* [What you need to do]
Your task is to copy each line that has the word "RθJA".

□ □ □ □ □

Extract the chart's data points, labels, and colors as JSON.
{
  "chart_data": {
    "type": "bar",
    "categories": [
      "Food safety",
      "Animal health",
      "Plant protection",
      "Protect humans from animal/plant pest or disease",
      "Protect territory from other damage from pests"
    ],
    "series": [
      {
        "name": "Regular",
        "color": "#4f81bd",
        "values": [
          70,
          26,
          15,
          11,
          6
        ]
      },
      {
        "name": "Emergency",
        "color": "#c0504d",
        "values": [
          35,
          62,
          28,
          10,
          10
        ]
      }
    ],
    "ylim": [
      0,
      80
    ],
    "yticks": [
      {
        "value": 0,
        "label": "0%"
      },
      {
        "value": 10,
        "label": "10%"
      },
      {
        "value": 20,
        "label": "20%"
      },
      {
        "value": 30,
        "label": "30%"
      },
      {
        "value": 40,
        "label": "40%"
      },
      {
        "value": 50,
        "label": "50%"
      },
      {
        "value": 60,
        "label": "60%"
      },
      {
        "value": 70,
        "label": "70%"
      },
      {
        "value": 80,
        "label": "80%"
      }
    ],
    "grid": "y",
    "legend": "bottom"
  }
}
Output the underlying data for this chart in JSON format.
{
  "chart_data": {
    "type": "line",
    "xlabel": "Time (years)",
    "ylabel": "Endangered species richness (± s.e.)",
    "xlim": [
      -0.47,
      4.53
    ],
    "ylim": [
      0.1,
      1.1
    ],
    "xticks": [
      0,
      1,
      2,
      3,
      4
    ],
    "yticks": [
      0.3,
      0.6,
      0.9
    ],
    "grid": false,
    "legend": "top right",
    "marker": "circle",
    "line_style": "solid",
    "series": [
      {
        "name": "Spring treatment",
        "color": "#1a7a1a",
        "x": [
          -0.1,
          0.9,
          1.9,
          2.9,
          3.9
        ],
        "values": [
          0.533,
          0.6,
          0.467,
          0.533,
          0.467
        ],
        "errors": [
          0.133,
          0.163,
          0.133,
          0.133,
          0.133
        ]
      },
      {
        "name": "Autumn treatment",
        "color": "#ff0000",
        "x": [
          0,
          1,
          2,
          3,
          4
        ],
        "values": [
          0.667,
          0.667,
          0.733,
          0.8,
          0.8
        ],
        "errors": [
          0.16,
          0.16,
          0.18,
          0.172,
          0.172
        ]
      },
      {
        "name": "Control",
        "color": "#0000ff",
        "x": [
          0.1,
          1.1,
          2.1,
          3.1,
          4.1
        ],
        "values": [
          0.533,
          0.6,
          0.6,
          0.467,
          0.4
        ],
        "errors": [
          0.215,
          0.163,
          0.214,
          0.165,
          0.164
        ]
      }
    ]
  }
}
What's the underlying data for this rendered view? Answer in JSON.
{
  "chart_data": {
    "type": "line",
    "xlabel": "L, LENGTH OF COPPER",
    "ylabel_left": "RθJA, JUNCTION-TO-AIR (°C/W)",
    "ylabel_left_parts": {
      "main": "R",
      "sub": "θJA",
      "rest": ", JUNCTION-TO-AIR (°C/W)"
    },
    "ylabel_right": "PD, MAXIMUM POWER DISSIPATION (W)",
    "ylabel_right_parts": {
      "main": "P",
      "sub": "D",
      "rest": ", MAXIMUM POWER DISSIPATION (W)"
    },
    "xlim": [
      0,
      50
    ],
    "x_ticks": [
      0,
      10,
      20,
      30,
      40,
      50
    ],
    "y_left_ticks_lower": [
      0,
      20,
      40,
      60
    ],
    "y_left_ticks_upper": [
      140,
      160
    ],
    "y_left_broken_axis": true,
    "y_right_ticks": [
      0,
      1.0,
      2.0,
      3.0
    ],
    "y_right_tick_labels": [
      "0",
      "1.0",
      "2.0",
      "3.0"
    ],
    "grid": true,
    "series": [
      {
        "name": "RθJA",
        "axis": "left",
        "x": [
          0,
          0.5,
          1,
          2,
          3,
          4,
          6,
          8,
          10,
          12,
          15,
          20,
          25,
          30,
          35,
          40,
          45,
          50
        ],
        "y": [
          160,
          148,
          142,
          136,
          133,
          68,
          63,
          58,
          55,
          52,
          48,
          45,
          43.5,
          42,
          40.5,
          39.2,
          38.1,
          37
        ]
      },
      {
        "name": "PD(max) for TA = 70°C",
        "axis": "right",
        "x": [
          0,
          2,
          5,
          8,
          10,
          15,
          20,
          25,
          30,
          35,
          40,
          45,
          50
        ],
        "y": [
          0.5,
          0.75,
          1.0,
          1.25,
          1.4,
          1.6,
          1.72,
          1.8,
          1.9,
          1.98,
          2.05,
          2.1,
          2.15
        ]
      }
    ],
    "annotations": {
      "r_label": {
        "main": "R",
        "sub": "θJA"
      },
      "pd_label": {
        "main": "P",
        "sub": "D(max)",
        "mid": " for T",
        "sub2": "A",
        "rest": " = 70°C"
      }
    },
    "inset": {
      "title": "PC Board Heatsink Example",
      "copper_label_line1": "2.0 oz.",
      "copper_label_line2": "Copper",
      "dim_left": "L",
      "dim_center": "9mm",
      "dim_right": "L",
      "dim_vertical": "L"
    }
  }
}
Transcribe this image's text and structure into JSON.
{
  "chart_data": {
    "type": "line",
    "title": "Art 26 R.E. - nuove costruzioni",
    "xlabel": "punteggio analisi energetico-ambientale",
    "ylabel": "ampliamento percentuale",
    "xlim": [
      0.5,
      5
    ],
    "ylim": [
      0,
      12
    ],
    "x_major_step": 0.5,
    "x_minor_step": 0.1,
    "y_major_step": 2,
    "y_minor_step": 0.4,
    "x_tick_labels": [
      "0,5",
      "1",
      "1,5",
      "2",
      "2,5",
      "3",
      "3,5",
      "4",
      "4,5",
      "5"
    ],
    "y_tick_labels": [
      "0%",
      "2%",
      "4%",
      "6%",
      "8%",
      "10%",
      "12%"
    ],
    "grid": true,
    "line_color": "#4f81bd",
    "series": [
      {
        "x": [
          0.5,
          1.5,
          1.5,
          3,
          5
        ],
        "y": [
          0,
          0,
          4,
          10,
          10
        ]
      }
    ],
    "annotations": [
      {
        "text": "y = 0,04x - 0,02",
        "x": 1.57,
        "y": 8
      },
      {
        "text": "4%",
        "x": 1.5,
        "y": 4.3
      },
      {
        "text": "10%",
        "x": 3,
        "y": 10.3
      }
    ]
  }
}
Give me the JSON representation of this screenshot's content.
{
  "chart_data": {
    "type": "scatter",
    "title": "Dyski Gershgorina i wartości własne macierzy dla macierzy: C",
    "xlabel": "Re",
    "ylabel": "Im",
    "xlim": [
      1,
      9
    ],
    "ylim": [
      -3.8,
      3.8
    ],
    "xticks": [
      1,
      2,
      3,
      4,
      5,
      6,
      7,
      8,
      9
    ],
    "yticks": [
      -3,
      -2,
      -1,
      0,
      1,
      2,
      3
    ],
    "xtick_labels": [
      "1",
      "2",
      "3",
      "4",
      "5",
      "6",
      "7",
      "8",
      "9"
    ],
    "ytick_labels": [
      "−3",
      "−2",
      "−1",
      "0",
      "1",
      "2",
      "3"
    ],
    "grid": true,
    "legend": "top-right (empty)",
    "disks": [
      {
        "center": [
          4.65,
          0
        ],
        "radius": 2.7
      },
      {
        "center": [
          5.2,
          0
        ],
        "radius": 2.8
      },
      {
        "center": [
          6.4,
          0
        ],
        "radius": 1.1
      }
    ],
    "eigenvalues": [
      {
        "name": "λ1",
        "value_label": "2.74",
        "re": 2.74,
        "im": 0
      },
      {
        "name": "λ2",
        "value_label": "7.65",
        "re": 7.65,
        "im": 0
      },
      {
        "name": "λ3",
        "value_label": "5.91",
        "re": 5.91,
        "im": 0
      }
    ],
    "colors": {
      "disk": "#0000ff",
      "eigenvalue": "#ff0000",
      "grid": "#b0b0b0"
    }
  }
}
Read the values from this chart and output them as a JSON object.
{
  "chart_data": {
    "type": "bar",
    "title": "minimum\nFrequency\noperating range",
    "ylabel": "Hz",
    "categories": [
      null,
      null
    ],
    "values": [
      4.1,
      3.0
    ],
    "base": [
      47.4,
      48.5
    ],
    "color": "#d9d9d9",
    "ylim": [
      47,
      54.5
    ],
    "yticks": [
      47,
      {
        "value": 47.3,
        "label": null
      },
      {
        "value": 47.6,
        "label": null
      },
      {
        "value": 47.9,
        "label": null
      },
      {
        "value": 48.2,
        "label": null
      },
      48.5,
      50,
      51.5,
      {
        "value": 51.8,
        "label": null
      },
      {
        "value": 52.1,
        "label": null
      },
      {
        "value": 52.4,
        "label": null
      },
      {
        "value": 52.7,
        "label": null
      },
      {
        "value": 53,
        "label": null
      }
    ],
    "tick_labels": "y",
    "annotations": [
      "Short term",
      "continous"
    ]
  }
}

□ □ □ □ □

* [Task response]
    "ylabel_left": "RθJA, JUNCTION-TO-AIR (°C/W)",
        "name": "RθJA",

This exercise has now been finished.